AIM
Scan the records for the string "with"; copy each line where it occurs.

EXCERPTED RECORDS
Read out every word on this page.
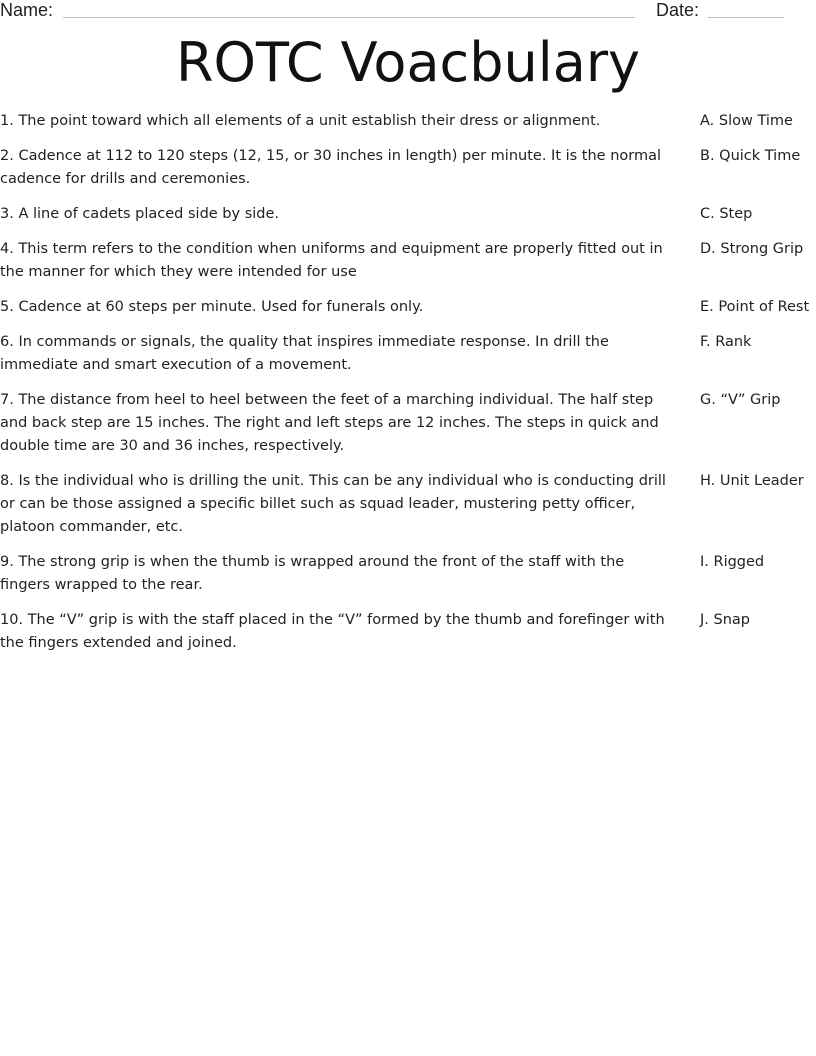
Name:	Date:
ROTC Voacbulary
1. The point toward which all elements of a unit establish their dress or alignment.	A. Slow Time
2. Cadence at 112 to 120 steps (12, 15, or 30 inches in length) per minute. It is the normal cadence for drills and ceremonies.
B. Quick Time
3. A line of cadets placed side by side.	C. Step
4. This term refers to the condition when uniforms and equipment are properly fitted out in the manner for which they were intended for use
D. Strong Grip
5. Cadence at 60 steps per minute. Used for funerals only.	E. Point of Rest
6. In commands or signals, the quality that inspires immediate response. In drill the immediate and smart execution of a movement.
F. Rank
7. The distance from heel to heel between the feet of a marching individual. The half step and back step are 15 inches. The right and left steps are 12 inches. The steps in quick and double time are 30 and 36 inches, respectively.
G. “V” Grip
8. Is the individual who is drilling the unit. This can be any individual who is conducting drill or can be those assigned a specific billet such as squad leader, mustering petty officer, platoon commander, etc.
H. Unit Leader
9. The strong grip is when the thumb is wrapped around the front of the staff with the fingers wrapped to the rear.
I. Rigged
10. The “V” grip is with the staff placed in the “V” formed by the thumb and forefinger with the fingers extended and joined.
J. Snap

RESULT OF THIS TASK
9. The strong grip is when the thumb is wrapped around the front of the staff with the fingers wrapped to the rear.
10. The “V” grip is with the staff placed in the “V” formed by the thumb and forefinger with the fingers extended and joined.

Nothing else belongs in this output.